> Data for this task:

***

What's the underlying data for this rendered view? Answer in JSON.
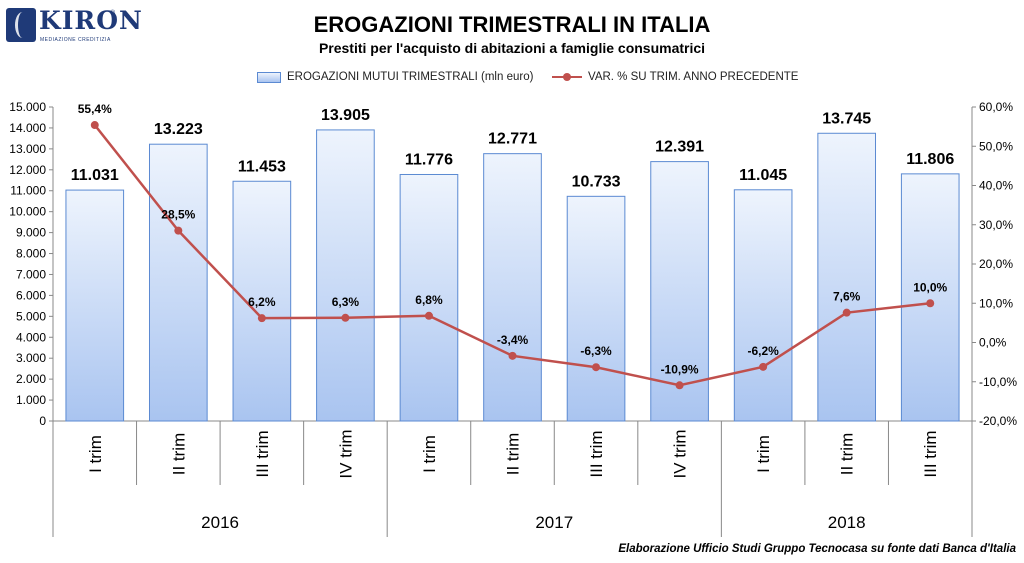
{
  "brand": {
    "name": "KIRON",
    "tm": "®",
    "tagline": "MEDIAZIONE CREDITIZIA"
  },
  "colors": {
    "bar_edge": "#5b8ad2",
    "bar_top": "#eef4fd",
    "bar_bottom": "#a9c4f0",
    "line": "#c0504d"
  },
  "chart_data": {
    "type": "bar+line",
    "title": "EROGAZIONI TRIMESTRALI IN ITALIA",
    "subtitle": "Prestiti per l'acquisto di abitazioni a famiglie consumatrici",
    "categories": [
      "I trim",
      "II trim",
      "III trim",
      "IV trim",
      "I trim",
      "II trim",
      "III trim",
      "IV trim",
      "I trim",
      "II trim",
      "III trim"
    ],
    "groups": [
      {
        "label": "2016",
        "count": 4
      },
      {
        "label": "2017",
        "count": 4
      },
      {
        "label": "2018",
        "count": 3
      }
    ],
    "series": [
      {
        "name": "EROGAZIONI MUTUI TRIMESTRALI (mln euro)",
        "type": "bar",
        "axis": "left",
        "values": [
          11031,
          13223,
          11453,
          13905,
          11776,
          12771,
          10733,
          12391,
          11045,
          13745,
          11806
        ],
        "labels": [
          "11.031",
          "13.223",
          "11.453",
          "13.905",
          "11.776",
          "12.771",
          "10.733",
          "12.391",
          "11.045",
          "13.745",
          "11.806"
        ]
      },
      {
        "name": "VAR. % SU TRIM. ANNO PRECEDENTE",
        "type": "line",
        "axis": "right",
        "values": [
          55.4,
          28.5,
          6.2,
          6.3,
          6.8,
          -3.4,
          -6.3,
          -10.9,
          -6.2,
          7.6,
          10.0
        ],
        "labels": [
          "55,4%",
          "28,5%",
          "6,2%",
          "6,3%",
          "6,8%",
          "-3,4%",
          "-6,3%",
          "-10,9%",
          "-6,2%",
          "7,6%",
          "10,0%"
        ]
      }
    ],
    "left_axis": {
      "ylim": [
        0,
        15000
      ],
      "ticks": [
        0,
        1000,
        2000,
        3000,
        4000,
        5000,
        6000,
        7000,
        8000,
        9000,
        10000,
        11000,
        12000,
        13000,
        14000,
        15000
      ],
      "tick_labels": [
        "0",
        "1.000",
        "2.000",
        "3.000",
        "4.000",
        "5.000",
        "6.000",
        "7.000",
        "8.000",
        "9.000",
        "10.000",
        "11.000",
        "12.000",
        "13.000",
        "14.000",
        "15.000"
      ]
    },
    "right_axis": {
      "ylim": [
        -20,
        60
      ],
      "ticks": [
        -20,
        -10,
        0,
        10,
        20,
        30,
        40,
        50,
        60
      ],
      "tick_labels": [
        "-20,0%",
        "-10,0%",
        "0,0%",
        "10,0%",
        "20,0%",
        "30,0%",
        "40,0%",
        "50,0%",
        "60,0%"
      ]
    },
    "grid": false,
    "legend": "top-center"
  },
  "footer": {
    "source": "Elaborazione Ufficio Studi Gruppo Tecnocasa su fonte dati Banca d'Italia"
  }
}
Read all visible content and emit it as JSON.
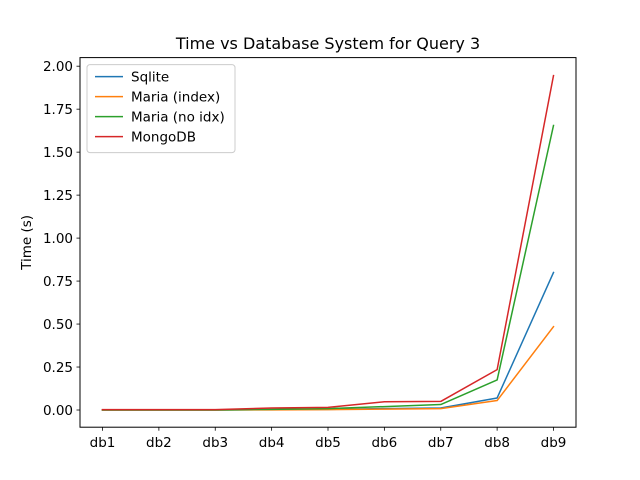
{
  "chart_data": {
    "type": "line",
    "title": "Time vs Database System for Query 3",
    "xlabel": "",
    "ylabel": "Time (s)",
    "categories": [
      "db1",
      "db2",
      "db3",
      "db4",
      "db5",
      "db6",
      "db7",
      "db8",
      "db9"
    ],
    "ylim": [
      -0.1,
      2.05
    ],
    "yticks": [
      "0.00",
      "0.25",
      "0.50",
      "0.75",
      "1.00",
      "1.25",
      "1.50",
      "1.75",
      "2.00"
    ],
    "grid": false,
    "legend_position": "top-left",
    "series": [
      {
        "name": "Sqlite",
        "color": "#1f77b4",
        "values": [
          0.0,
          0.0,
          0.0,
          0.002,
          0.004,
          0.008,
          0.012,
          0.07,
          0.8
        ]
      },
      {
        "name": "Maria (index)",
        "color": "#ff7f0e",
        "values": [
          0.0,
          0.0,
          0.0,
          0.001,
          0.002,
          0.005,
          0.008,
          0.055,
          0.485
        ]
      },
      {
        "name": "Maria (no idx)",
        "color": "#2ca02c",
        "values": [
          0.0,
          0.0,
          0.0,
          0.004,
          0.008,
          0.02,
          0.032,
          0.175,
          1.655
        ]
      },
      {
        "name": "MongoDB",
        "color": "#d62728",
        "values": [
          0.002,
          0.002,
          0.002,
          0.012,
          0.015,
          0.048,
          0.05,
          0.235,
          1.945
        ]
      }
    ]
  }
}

***

> What you should do:
Retype exactly the lines from the one containing "Read all visible content and emit it as JSON." through the last line of the records above, both included, and leave out any pictures.

> Completed task:
Read all visible content and emit it as JSON.
{
  "chart_data": {
    "type": "line",
    "title": "Time vs Database System for Query 3",
    "xlabel": "",
    "ylabel": "Time (s)",
    "categories": [
      "db1",
      "db2",
      "db3",
      "db4",
      "db5",
      "db6",
      "db7",
      "db8",
      "db9"
    ],
    "ylim": [
      -0.1,
      2.05
    ],
    "yticks": [
      "0.00",
      "0.25",
      "0.50",
      "0.75",
      "1.00",
      "1.25",
      "1.50",
      "1.75",
      "2.00"
    ],
    "grid": false,
    "legend_position": "top-left",
    "series": [
      {
        "name": "Sqlite",
        "color": "#1f77b4",
        "values": [
          0.0,
          0.0,
          0.0,
          0.002,
          0.004,
          0.008,
          0.012,
          0.07,
          0.8
        ]
      },
      {
        "name": "Maria (index)",
        "color": "#ff7f0e",
        "values": [
          0.0,
          0.0,
          0.0,
          0.001,
          0.002,
          0.005,
          0.008,
          0.055,
          0.485
        ]
      },
      {
        "name": "Maria (no idx)",
        "color": "#2ca02c",
        "values": [
          0.0,
          0.0,
          0.0,
          0.004,
          0.008,
          0.02,
          0.032,
          0.175,
          1.655
        ]
      },
      {
        "name": "MongoDB",
        "color": "#d62728",
        "values": [
          0.002,
          0.002,
          0.002,
          0.012,
          0.015,
          0.048,
          0.05,
          0.235,
          1.945
        ]
      }
    ]
  }
}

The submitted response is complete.